* EXERCISE DETAILS *
Scan the records below for lines with the word "JSON", then state how many you find and nothing else.

[Begin RECORDS FOR THIS EXERCISE]

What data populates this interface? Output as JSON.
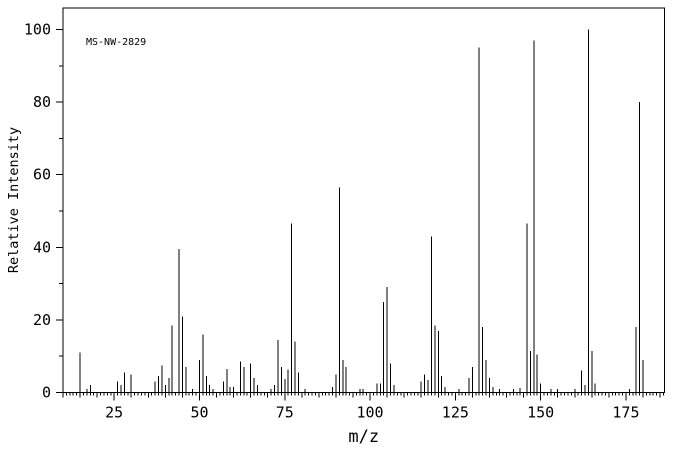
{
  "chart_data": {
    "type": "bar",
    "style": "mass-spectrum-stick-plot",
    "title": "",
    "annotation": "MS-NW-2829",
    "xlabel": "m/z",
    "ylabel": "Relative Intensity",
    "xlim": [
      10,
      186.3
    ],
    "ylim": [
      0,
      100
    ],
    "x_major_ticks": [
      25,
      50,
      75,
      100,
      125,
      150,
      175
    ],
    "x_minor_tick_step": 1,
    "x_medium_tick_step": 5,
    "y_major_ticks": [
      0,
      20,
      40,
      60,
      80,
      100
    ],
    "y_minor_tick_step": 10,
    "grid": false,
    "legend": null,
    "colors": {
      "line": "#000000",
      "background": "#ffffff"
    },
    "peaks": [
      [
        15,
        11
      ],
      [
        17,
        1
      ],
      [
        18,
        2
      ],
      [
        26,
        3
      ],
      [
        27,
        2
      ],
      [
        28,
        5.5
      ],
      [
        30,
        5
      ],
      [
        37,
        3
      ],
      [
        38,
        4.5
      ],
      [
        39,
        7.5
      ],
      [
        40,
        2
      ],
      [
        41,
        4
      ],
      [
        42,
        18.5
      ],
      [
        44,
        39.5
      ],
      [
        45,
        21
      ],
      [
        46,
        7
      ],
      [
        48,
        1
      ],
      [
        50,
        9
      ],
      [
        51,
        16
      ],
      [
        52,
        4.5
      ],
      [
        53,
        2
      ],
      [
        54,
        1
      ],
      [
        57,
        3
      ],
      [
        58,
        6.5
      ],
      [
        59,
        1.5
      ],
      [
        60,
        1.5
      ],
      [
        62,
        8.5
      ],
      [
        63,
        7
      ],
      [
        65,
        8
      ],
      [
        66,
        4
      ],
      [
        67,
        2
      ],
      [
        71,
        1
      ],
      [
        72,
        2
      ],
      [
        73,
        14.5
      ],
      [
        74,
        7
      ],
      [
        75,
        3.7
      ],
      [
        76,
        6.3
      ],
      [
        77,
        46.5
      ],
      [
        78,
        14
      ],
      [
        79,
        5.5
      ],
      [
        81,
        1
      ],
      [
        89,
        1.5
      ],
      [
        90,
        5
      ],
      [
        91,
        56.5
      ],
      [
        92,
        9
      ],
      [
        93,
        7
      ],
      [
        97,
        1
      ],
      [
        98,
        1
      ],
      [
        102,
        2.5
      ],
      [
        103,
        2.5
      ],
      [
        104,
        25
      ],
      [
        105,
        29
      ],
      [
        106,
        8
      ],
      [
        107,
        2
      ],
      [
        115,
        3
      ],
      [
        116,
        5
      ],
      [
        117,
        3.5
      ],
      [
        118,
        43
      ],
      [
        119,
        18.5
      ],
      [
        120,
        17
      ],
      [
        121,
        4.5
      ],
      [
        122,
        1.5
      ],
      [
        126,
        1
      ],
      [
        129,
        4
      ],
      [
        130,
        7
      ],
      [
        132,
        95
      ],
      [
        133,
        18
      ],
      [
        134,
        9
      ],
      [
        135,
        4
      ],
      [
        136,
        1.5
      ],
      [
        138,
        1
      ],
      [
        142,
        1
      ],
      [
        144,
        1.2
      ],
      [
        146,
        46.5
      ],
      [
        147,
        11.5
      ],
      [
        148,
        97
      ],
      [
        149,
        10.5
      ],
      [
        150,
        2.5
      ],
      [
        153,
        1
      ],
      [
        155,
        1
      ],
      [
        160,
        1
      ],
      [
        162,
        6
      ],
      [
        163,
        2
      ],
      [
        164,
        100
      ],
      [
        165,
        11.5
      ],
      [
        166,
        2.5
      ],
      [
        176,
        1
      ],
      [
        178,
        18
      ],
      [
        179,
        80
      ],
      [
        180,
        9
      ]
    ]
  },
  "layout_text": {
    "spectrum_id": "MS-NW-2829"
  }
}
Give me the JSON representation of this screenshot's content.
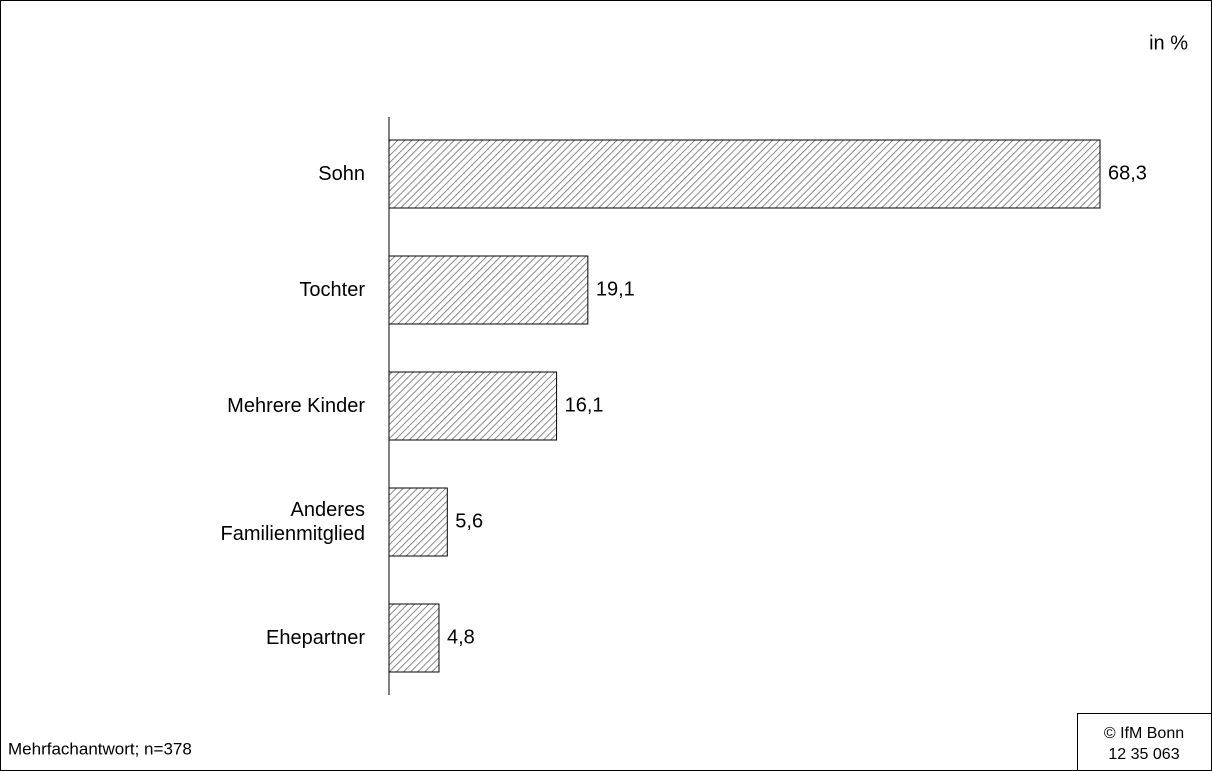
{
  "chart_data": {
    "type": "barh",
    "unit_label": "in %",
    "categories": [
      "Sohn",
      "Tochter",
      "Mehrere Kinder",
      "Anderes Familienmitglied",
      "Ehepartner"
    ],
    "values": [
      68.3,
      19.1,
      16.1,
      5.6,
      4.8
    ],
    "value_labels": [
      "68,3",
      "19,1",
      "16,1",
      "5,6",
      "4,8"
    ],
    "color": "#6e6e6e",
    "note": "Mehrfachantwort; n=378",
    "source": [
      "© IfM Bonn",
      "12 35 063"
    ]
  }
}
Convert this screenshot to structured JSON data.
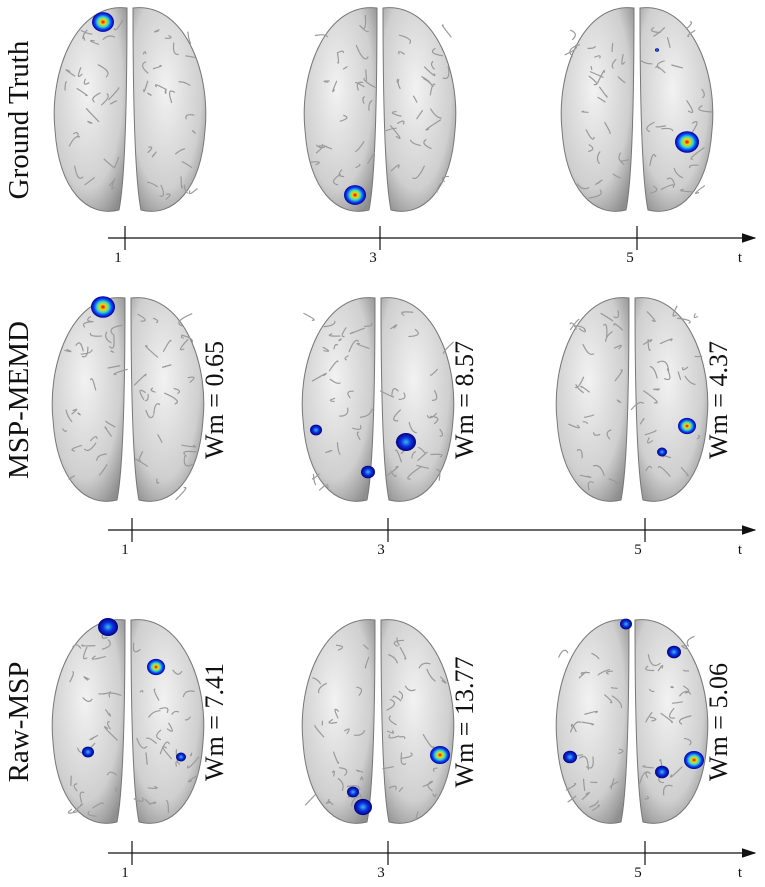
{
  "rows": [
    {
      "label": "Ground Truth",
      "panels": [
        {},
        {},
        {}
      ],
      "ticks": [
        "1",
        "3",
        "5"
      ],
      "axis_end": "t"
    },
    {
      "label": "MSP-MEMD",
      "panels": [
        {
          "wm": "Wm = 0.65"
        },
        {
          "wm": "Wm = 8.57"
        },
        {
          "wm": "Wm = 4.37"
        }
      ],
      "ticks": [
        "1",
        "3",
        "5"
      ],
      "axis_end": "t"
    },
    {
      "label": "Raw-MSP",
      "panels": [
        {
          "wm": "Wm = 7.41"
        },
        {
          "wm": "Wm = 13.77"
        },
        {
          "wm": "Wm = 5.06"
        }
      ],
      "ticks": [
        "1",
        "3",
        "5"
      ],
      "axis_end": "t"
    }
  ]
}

[End RECORDS FOR THIS EXERCISE]

* RESPONSE TO THE TASK *
3